(What is required):
Write out all the material exactly. Leave nothing out.

(Dataset excerpt)

— START —

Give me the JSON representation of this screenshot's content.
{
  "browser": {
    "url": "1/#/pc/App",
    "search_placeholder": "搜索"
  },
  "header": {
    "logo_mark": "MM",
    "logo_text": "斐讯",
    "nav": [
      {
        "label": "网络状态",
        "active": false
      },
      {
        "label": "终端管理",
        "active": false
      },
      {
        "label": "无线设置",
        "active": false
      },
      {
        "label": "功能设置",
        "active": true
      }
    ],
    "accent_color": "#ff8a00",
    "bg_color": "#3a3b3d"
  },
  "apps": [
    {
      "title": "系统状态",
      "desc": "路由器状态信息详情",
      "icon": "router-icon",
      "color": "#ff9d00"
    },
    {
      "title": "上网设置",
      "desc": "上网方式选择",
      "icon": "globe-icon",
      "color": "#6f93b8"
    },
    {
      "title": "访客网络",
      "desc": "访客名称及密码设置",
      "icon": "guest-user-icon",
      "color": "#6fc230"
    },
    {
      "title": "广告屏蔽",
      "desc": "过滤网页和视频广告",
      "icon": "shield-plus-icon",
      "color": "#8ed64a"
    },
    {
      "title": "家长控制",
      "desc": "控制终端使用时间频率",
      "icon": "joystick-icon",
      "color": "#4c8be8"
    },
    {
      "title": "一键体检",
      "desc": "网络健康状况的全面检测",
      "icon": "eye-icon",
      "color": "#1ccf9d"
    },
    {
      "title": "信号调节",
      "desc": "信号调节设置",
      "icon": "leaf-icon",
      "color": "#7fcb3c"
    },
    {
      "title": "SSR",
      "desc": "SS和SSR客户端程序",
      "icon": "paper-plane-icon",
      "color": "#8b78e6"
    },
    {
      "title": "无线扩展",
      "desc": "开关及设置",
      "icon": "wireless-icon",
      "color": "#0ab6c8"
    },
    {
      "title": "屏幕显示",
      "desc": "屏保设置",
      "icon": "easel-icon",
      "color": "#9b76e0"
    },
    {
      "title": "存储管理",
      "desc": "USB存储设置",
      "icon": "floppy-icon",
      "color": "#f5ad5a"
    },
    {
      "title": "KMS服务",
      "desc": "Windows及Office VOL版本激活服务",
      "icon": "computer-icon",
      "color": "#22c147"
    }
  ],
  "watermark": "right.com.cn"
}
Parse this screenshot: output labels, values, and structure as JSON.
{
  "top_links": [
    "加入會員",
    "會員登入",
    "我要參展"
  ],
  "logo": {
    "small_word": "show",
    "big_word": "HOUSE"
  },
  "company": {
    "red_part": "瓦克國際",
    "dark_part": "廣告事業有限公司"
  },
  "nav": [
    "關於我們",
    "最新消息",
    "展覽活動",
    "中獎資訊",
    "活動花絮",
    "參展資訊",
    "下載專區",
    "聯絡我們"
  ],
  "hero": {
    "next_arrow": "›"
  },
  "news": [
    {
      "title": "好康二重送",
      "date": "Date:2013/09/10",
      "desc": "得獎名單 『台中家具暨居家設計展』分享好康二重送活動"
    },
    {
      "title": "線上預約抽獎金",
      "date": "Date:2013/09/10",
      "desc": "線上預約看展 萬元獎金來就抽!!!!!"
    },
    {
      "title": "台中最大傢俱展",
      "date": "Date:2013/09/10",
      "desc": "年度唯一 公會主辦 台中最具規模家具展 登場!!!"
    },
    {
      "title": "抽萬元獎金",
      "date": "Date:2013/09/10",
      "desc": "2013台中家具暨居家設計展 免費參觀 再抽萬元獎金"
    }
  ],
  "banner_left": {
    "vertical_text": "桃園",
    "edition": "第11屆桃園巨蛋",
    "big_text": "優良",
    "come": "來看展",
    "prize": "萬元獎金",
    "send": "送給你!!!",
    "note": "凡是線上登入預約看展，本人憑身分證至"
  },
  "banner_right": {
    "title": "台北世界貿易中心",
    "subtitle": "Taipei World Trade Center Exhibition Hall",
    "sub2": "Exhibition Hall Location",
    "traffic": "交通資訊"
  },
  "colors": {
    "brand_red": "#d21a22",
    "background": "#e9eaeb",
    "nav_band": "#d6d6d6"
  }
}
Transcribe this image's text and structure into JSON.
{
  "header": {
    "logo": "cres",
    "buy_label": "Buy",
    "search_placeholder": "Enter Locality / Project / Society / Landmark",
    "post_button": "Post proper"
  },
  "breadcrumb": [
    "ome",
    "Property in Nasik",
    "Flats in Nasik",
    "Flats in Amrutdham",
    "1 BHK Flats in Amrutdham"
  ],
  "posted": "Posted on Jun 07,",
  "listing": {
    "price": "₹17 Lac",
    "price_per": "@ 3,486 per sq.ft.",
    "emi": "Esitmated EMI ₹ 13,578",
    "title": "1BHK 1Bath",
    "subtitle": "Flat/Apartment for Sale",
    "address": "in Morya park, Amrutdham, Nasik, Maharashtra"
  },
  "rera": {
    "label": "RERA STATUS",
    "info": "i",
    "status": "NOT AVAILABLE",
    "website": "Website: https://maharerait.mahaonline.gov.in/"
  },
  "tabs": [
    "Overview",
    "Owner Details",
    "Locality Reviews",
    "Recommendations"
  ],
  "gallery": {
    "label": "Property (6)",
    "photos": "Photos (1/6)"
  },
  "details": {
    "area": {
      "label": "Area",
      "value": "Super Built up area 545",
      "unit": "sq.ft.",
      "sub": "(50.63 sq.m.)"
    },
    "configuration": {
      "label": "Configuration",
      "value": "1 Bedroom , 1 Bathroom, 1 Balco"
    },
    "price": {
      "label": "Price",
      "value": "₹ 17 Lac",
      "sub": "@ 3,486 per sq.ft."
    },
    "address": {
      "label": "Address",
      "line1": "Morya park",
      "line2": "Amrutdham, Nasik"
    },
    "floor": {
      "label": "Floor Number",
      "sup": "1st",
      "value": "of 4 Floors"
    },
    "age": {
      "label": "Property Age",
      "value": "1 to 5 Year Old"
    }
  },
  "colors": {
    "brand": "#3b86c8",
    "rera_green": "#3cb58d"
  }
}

— END —

(Result for this exercise):
Give me the JSON representation of this screenshot's content.
{
  "browser": {
    "url": "1/#/pc/App",
    "search_placeholder": "搜索"
  },
  "header": {
    "logo_mark": "MM",
    "logo_text": "斐讯",
    "nav": [
      {
        "label": "网络状态",
        "active": false
      },
      {
        "label": "终端管理",
        "active": false
      },
      {
        "label": "无线设置",
        "active": false
      },
      {
        "label": "功能设置",
        "active": true
      }
    ],
    "accent_color": "#ff8a00",
    "bg_color": "#3a3b3d"
  },
  "apps": [
    {
      "title": "系统状态",
      "desc": "路由器状态信息详情",
      "icon": "router-icon",
      "color": "#ff9d00"
    },
    {
      "title": "上网设置",
      "desc": "上网方式选择",
      "icon": "globe-icon",
      "color": "#6f93b8"
    },
    {
      "title": "访客网络",
      "desc": "访客名称及密码设置",
      "icon": "guest-user-icon",
      "color": "#6fc230"
    },
    {
      "title": "广告屏蔽",
      "desc": "过滤网页和视频广告",
      "icon": "shield-plus-icon",
      "color": "#8ed64a"
    },
    {
      "title": "家长控制",
      "desc": "控制终端使用时间频率",
      "icon": "joystick-icon",
      "color": "#4c8be8"
    },
    {
      "title": "一键体检",
      "desc": "网络健康状况的全面检测",
      "icon": "eye-icon",
      "color": "#1ccf9d"
    },
    {
      "title": "信号调节",
      "desc": "信号调节设置",
      "icon": "leaf-icon",
      "color": "#7fcb3c"
    },
    {
      "title": "SSR",
      "desc": "SS和SSR客户端程序",
      "icon": "paper-plane-icon",
      "color": "#8b78e6"
    },
    {
      "title": "无线扩展",
      "desc": "开关及设置",
      "icon": "wireless-icon",
      "color": "#0ab6c8"
    },
    {
      "title": "屏幕显示",
      "desc": "屏保设置",
      "icon": "easel-icon",
      "color": "#9b76e0"
    },
    {
      "title": "存储管理",
      "desc": "USB存储设置",
      "icon": "floppy-icon",
      "color": "#f5ad5a"
    },
    {
      "title": "KMS服务",
      "desc": "Windows及Office VOL版本激活服务",
      "icon": "computer-icon",
      "color": "#22c147"
    }
  ],
  "watermark": "right.com.cn"
}
Parse this screenshot: output labels, values, and structure as JSON.
{
  "top_links": [
    "加入會員",
    "會員登入",
    "我要參展"
  ],
  "logo": {
    "small_word": "show",
    "big_word": "HOUSE"
  },
  "company": {
    "red_part": "瓦克國際",
    "dark_part": "廣告事業有限公司"
  },
  "nav": [
    "關於我們",
    "最新消息",
    "展覽活動",
    "中獎資訊",
    "活動花絮",
    "參展資訊",
    "下載專區",
    "聯絡我們"
  ],
  "hero": {
    "next_arrow": "›"
  },
  "news": [
    {
      "title": "好康二重送",
      "date": "Date:2013/09/10",
      "desc": "得獎名單 『台中家具暨居家設計展』分享好康二重送活動"
    },
    {
      "title": "線上預約抽獎金",
      "date": "Date:2013/09/10",
      "desc": "線上預約看展 萬元獎金來就抽!!!!!"
    },
    {
      "title": "台中最大傢俱展",
      "date": "Date:2013/09/10",
      "desc": "年度唯一 公會主辦 台中最具規模家具展 登場!!!"
    },
    {
      "title": "抽萬元獎金",
      "date": "Date:2013/09/10",
      "desc": "2013台中家具暨居家設計展 免費參觀 再抽萬元獎金"
    }
  ],
  "banner_left": {
    "vertical_text": "桃園",
    "edition": "第11屆桃園巨蛋",
    "big_text": "優良",
    "come": "來看展",
    "prize": "萬元獎金",
    "send": "送給你!!!",
    "note": "凡是線上登入預約看展，本人憑身分證至"
  },
  "banner_right": {
    "title": "台北世界貿易中心",
    "subtitle": "Taipei World Trade Center Exhibition Hall",
    "sub2": "Exhibition Hall Location",
    "traffic": "交通資訊"
  },
  "colors": {
    "brand_red": "#d21a22",
    "background": "#e9eaeb",
    "nav_band": "#d6d6d6"
  }
}
Transcribe this image's text and structure into JSON.
{
  "header": {
    "logo": "cres",
    "buy_label": "Buy",
    "search_placeholder": "Enter Locality / Project / Society / Landmark",
    "post_button": "Post proper"
  },
  "breadcrumb": [
    "ome",
    "Property in Nasik",
    "Flats in Nasik",
    "Flats in Amrutdham",
    "1 BHK Flats in Amrutdham"
  ],
  "posted": "Posted on Jun 07,",
  "listing": {
    "price": "₹17 Lac",
    "price_per": "@ 3,486 per sq.ft.",
    "emi": "Esitmated EMI ₹ 13,578",
    "title": "1BHK 1Bath",
    "subtitle": "Flat/Apartment for Sale",
    "address": "in Morya park, Amrutdham, Nasik, Maharashtra"
  },
  "rera": {
    "label": "RERA STATUS",
    "info": "i",
    "status": "NOT AVAILABLE",
    "website": "Website: https://maharerait.mahaonline.gov.in/"
  },
  "tabs": [
    "Overview",
    "Owner Details",
    "Locality Reviews",
    "Recommendations"
  ],
  "gallery": {
    "label": "Property (6)",
    "photos": "Photos (1/6)"
  },
  "details": {
    "area": {
      "label": "Area",
      "value": "Super Built up area 545",
      "unit": "sq.ft.",
      "sub": "(50.63 sq.m.)"
    },
    "configuration": {
      "label": "Configuration",
      "value": "1 Bedroom , 1 Bathroom, 1 Balco"
    },
    "price": {
      "label": "Price",
      "value": "₹ 17 Lac",
      "sub": "@ 3,486 per sq.ft."
    },
    "address": {
      "label": "Address",
      "line1": "Morya park",
      "line2": "Amrutdham, Nasik"
    },
    "floor": {
      "label": "Floor Number",
      "sup": "1st",
      "value": "of 4 Floors"
    },
    "age": {
      "label": "Property Age",
      "value": "1 to 5 Year Old"
    }
  },
  "colors": {
    "brand": "#3b86c8",
    "rera_green": "#3cb58d"
  }
}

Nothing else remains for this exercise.